=== PROVIDED RECORDS ===
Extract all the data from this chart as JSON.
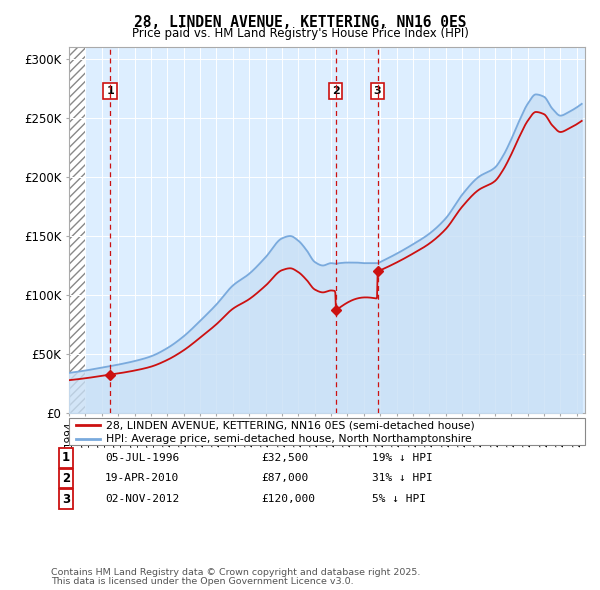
{
  "title": "28, LINDEN AVENUE, KETTERING, NN16 0ES",
  "subtitle": "Price paid vs. HM Land Registry's House Price Index (HPI)",
  "xlim": [
    1994.0,
    2025.5
  ],
  "ylim": [
    0,
    310000
  ],
  "yticks": [
    0,
    50000,
    100000,
    150000,
    200000,
    250000,
    300000
  ],
  "ytick_labels": [
    "£0",
    "£50K",
    "£100K",
    "£150K",
    "£200K",
    "£250K",
    "£300K"
  ],
  "transactions": [
    {
      "num": 1,
      "date": "05-JUL-1996",
      "price": 32500,
      "year": 1996.51,
      "pct": "19%",
      "dir": "↓"
    },
    {
      "num": 2,
      "date": "19-APR-2010",
      "price": 87000,
      "year": 2010.29,
      "pct": "31%",
      "dir": "↓"
    },
    {
      "num": 3,
      "date": "02-NOV-2012",
      "price": 120000,
      "year": 2012.84,
      "pct": "5%",
      "dir": "↓"
    }
  ],
  "hpi_color": "#7aaadd",
  "hpi_fill": "#c8dff5",
  "price_color": "#cc1111",
  "legend_label_price": "28, LINDEN AVENUE, KETTERING, NN16 0ES (semi-detached house)",
  "legend_label_hpi": "HPI: Average price, semi-detached house, North Northamptonshire",
  "footer1": "Contains HM Land Registry data © Crown copyright and database right 2025.",
  "footer2": "This data is licensed under the Open Government Licence v3.0.",
  "hatch_end_year": 1995.0,
  "background_color": "#ddeeff",
  "grid_color": "#ffffff"
}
===
Print each entry shown above with exact wording and no pictures.

Extract all the data from this chart as JSON.
{
  "title": "28, LINDEN AVENUE, KETTERING, NN16 0ES",
  "subtitle": "Price paid vs. HM Land Registry's House Price Index (HPI)",
  "xlim": [
    1994.0,
    2025.5
  ],
  "ylim": [
    0,
    310000
  ],
  "yticks": [
    0,
    50000,
    100000,
    150000,
    200000,
    250000,
    300000
  ],
  "ytick_labels": [
    "£0",
    "£50K",
    "£100K",
    "£150K",
    "£200K",
    "£250K",
    "£300K"
  ],
  "transactions": [
    {
      "num": 1,
      "date": "05-JUL-1996",
      "price": 32500,
      "year": 1996.51,
      "pct": "19%",
      "dir": "↓"
    },
    {
      "num": 2,
      "date": "19-APR-2010",
      "price": 87000,
      "year": 2010.29,
      "pct": "31%",
      "dir": "↓"
    },
    {
      "num": 3,
      "date": "02-NOV-2012",
      "price": 120000,
      "year": 2012.84,
      "pct": "5%",
      "dir": "↓"
    }
  ],
  "hpi_color": "#7aaadd",
  "hpi_fill": "#c8dff5",
  "price_color": "#cc1111",
  "legend_label_price": "28, LINDEN AVENUE, KETTERING, NN16 0ES (semi-detached house)",
  "legend_label_hpi": "HPI: Average price, semi-detached house, North Northamptonshire",
  "footer1": "Contains HM Land Registry data © Crown copyright and database right 2025.",
  "footer2": "This data is licensed under the Open Government Licence v3.0.",
  "hatch_end_year": 1995.0,
  "background_color": "#ddeeff",
  "grid_color": "#ffffff"
}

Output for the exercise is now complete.